### Exercise instructions
Condense the abstract paragraph on Southern Ocean phytoplankton, beginning "Southern Ocean phytoplankton production supports", into a short bulleted list that keeps its main findings.

#### Document excerpt ####

Climate drivers of Southern Ocean phytoplankton community composition and potential impacts on higher trophic levels

Abstract

Southern Ocean phytoplankton production supports rich Antarctic marine ecosystems comprising copepods, krill, fish, seals, penguins, and whales. Anthropogenic climate change, however, is likely to drive rearrangements in phytoplankton community composition with potential ramifications for the whole ecosystem. In general, phytoplankton communities dominated by large phytoplankton, i.e., diatoms, yield shorter, more efficient food chains than ecosystems supported by small phytoplankton. Guided by a large ensemble of Earth system model simulations run under a high emission scenario (RCP8.5), we present hypotheses for how anthropogenic climate change may drive shifts in phytoplankton community structure in two regions of the Southern Ocean: the Antarctic Circumpolar Current (ACC) region and the sea ice zone (SIZ). Though both Southern Ocean regions experience warmer ocean temperatures and increased advective iron flux under 21st century climate warming, the model simulates a proliferation of diatoms at the expense of small phytoplankton in the ACC, while the opposite patterns are evident in the SIZ. The primary drivers of simulated diatom increases in the ACC region include warming, increased iron supply, and reduced light from increased cloudiness. In contrast, simulated reductions in ice cover yield greater light penetration in the SIZ, generating a phenological advance in the bloom accompanied by a shift to more small phytoplankton that effectively consume available iron; the result is an overall increase in net primary production, but a decreasing proportion of diatoms. Changes of this nature may promote more efficient trophic energy transferviacopepods or krill in the ACC region, while ecosystem transfer efficiency in the SIZ may decline as small phytoplankton grow in dominance, possibly impacting marine food webs sustaining Antarctic marine predators. Despite the simplistic ecosystem representation in our model, our results point to a potential shift in the relative success of contrasting phytoplankton ecological strategies in different regions of the Southern Ocean, with ramifications for higher trophic levels.

#### Raw data ####

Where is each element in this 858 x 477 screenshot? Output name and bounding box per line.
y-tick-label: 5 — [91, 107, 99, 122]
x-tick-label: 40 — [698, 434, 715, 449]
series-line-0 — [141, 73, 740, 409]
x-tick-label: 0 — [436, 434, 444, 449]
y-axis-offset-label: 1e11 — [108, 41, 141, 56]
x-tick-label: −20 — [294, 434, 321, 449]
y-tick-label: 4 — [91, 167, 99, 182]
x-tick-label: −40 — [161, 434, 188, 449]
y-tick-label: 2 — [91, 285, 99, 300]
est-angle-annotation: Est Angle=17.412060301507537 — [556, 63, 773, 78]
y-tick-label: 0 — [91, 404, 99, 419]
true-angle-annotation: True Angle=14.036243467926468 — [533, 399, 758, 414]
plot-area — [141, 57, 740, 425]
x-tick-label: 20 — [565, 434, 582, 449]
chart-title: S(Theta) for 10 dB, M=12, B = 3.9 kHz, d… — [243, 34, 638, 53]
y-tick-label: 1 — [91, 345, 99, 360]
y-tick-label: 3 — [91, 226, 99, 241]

####

### Answer area
- Southern Ocean phytoplankton support Antarctic food webs that include copepods, krill, fish, seals, penguins and whales.
- Communities dominated by large phytoplankton (diatoms) generally yield shorter, more efficient food chains than those built on small phytoplankton.
- A large ensemble of Earth system model runs under a high emission scenario (RCP8.5) was used to frame hypotheses for two regions: the Antarctic Circumpolar Current (ACC) and the sea ice zone (SIZ).
- Both regions warm and receive more advective iron in the 21st century, but they shift in opposite directions:
  - ACC: diatoms increase at the expense of small phytoplankton, driven by warming, more iron and less light from increased cloudiness.
  - SIZ: less ice lets more light in, so the bloom starts earlier and small phytoplankton take up the available iron. Net primary production rises overall, but the share of diatoms falls.
- Energy transfer through copepods or krill may become more efficient in the ACC and less efficient in the SIZ, possibly affecting the food webs that sustain Antarctic predators.
- Despite the model's simple ecosystem, the results suggest different phytoplankton strategies may succeed in different regions, with consequences for higher trophic levels.